Information shown –
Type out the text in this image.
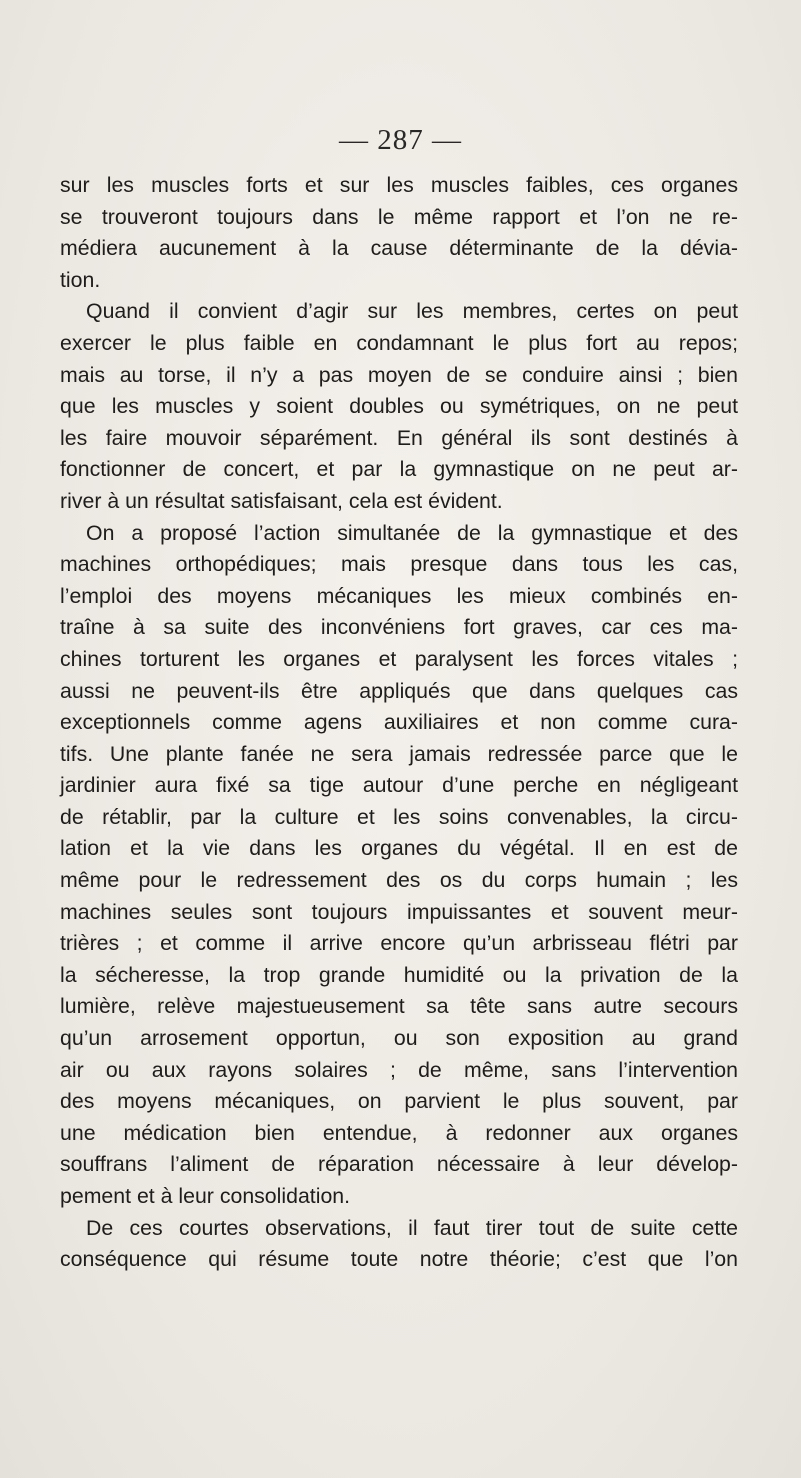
— 287 —
sur les muscles forts et sur les muscles faibles, ces organes
se trouveront toujours dans le même rapport et l’on ne re-
médiera aucunement à la cause déterminante de la dévia-
tion.
Quand il convient d’agir sur les membres, certes on peut
exercer le plus faible en condamnant le plus fort au repos;
mais au torse, il n’y a pas moyen de se conduire ainsi ; bien
que les muscles y soient doubles ou symétriques, on ne peut
les faire mouvoir séparément. En général ils sont destinés à
fonctionner de concert, et par la gymnastique on ne peut ar-
river à un résultat satisfaisant, cela est évident.
On a proposé l’action simultanée de la gymnastique et des
machines orthopédiques; mais presque dans tous les cas,
l’emploi des moyens mécaniques les mieux combinés en-
traîne à sa suite des inconvéniens fort graves, car ces ma-
chines torturent les organes et paralysent les forces vitales ;
aussi ne peuvent-ils être appliqués que dans quelques cas
exceptionnels comme agens auxiliaires et non comme cura-
tifs. Une plante fanée ne sera jamais redressée parce que le
jardinier aura fixé sa tige autour d’une perche en négligeant
de rétablir, par la culture et les soins convenables, la circu-
lation et la vie dans les organes du végétal. Il en est de
même pour le redressement des os du corps humain ; les
machines seules sont toujours impuissantes et souvent meur-
trières ; et comme il arrive encore qu’un arbrisseau flétri par
la sécheresse, la trop grande humidité ou la privation de la
lumière, relève majestueusement sa tête sans autre secours
qu’un arrosement opportun, ou son exposition au grand
air ou aux rayons solaires ; de même, sans l’intervention
des moyens mécaniques, on parvient le plus souvent, par
une médication bien entendue, à redonner aux organes
souffrans l’aliment de réparation nécessaire à leur dévelop-
pement et à leur consolidation.
De ces courtes observations, il faut tirer tout de suite cette
conséquence qui résume toute notre théorie; c’est que l’on
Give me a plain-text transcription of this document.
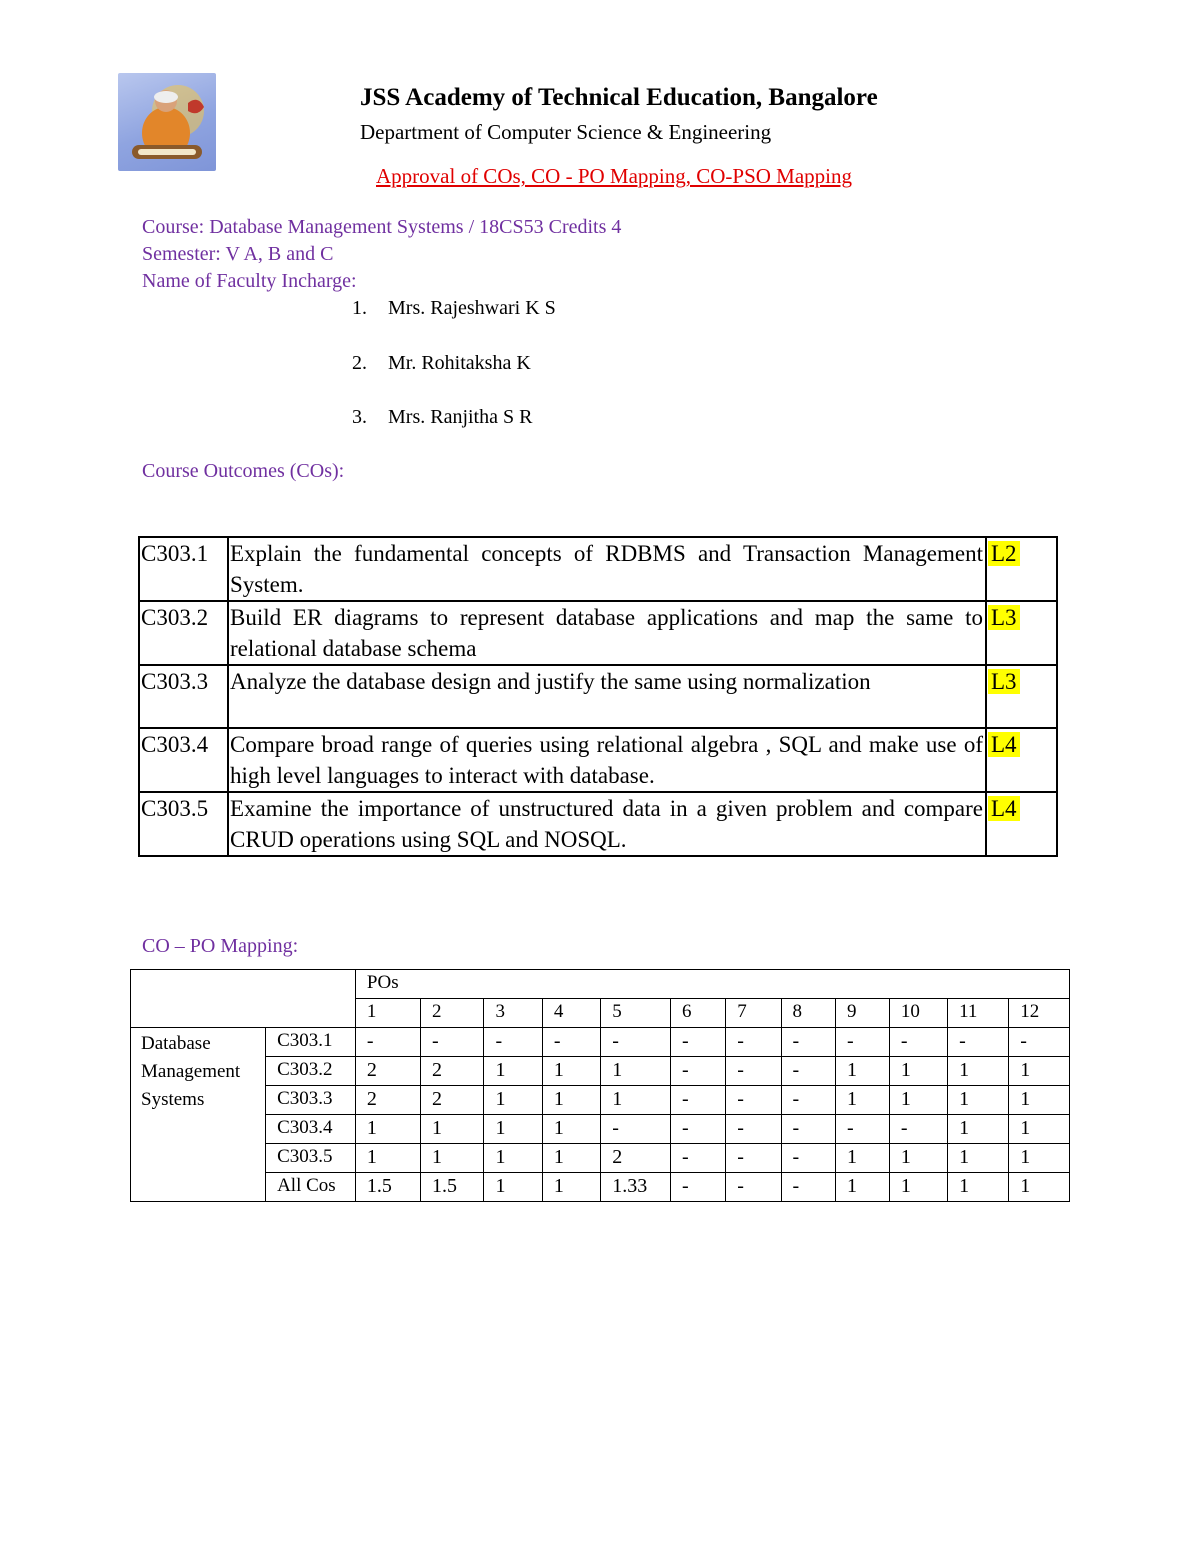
JSS Academy of Technical Education, Bangalore
Department of Computer Science & Engineering
Approval of COs, CO - PO Mapping, CO-PSO Mapping
Course: Database Management Systems / 18CS53 Credits 4
Semester: V A, B and C
Name of Faculty Incharge:
1. Mrs. Rajeshwari K S
2. Mr. Rohitaksha K
3. Mrs. Ranjitha S R
Course Outcomes (COs):
C303.1	Explain the fundamental concepts of RDBMS and Transaction Management System.	L2
C303.2	Build ER diagrams to represent database applications and map the same to relational database schema	L3
C303.3	Analyze the database design and justify the same using normalization	L3
C303.4	Compare broad range of queries using relational algebra , SQL and make use of high level languages to interact with database.	L4
C303.5	Examine the importance of unstructured data in a given problem and compare CRUD operations using SQL and NOSQL.	L4
CO – PO Mapping:
		POs											
		1	2	3	4	5	6	7	8	9	10	11	12
Database Management Systems	C303.1	-	-	-	-	-	-	-	-	-	-	-	-
	C303.2	2	2	1	1	1	-	-	-	1	1	1	1
	C303.3	2	2	1	1	1	-	-	-	1	1	1	1
	C303.4	1	1	1	1	-	-	-	-	-	-	1	1
	C303.5	1	1	1	1	2	-	-	-	1	1	1	1
	All Cos	1.5	1.5	1	1	1.33	-	-	-	1	1	1	1
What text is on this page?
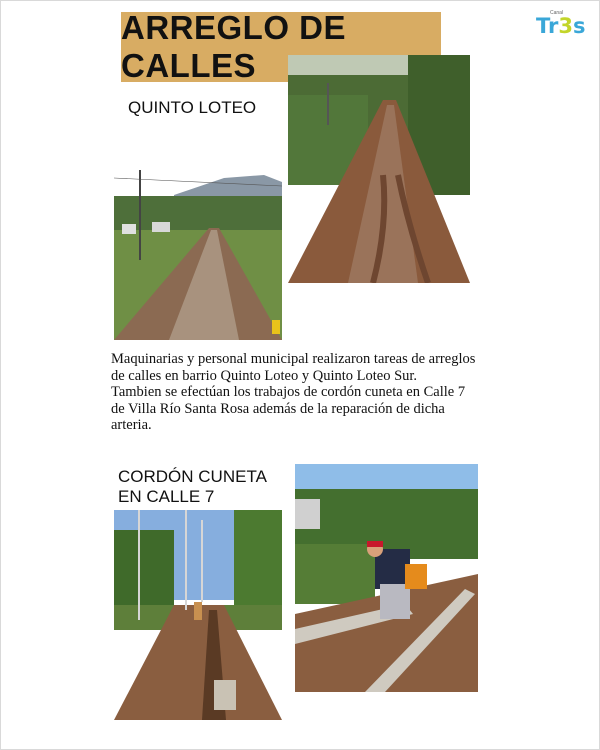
ARREGLO DE CALLES
Canal
Tr3s
QUINTO LOTEO

Maquinarias y personal municipal realizaron tareas de arreglos de calles en barrio Quinto Loteo y Quinto Loteo Sur.

Tambien se efectúan los trabajos de cordón cuneta en Calle 7 de Villa Río Santa Rosa además de la reparación de dicha arteria.

CORDÓN CUNETA
EN CALLE 7
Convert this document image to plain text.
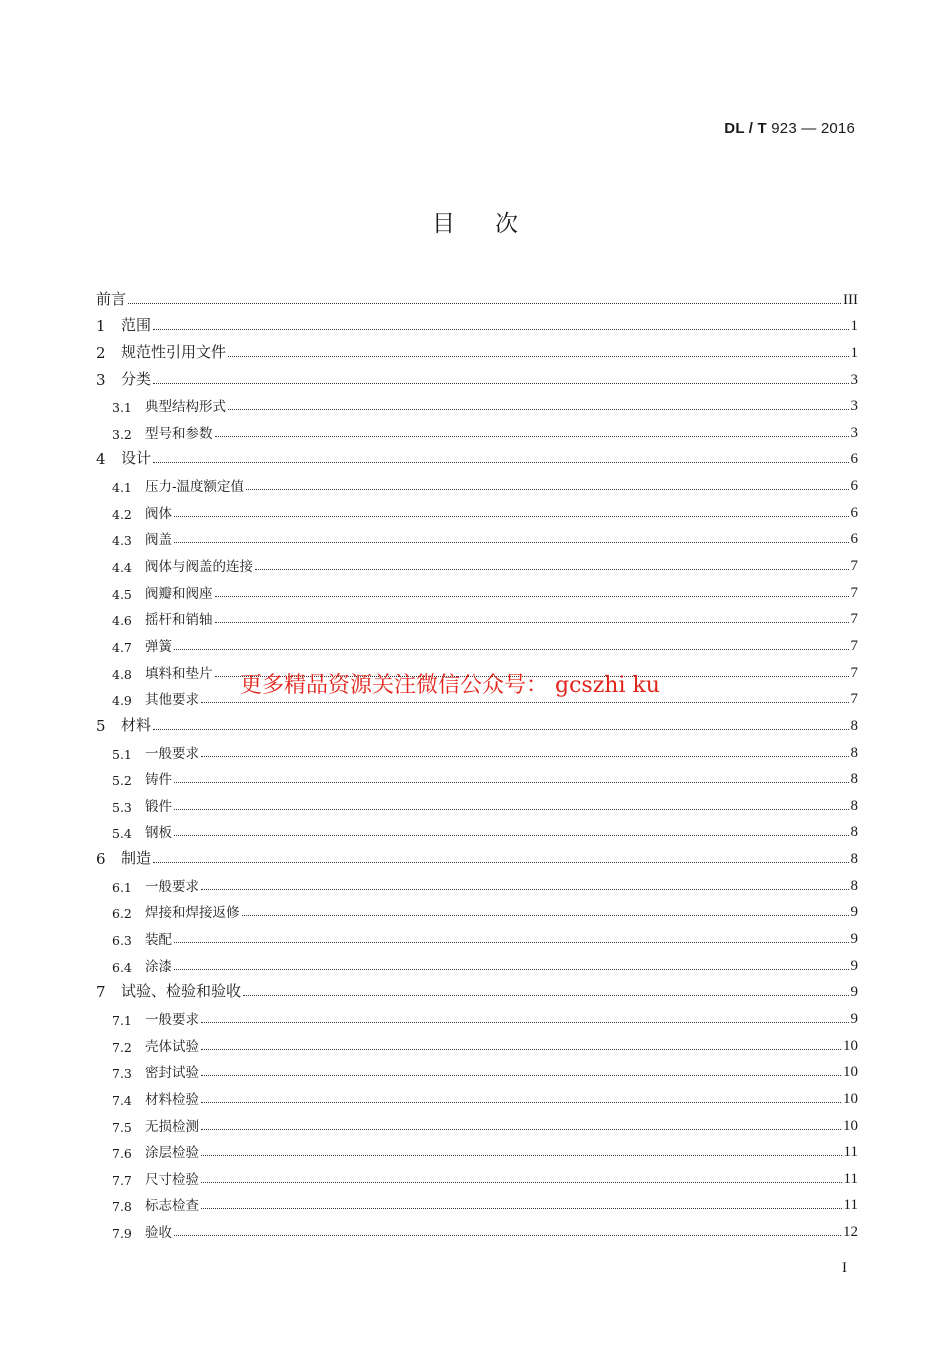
DL / T 923 — 2016
目次
前言	III
1	范围	1
2	规范性引用文件	1
3	分类	3
3.1 典型结构形式	3
3.2 型号和参数	3
4	设计	6
4.1 压力-温度额定值	6
4.2 阀体	6
4.3 阀盖	6
4.4 阀体与阀盖的连接	7
4.5 阀瓣和阀座	7
4.6 摇杆和销轴	7
4.7 弹簧	7
4.8 填料和垫片	7
4.9 其他要求	7
5	材料	8
5.1 一般要求	8
5.2 铸件	8
5.3 锻件	8
5.4 钢板	8
6	制造	8
6.1 一般要求	8
6.2 焊接和焊接返修	9
6.3 装配	9
6.4 涂漆	9
7	试验、检验和验收	9
7.1 一般要求	9
7.2 壳体试验	10
7.3 密封试验	10
7.4 材料检验	10
7.5 无损检测	10
7.6 涂层检验	11
7.7 尺寸检验	11
7.8 标志检查	11
7.9 验收	12
更多精品资源关注微信公众号： gcszhi ku
I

Goal –
Across the data, tally the lines containing "dans" and give back the number alone.

Solved problem –
4